Exercise goal
Give only a count of the lines that include the string "data".

** begin **

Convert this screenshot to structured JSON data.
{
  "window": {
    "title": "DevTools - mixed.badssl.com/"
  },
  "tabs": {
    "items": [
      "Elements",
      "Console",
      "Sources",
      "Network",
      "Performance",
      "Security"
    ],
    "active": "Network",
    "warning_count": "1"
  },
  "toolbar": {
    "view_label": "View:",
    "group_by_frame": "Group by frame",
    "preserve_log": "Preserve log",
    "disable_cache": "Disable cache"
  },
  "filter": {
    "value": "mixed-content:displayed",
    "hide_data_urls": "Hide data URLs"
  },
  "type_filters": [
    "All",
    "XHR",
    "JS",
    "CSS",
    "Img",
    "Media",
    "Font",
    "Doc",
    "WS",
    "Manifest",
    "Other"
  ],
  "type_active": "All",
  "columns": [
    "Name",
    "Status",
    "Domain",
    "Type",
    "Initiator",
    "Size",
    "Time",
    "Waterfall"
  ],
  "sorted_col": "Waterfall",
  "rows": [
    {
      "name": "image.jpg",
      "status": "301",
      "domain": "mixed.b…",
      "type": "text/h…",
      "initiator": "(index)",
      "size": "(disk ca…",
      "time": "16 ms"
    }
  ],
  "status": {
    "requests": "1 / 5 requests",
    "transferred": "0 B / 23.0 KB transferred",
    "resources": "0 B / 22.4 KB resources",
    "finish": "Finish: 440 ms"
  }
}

** end **

Answer to the exercise
2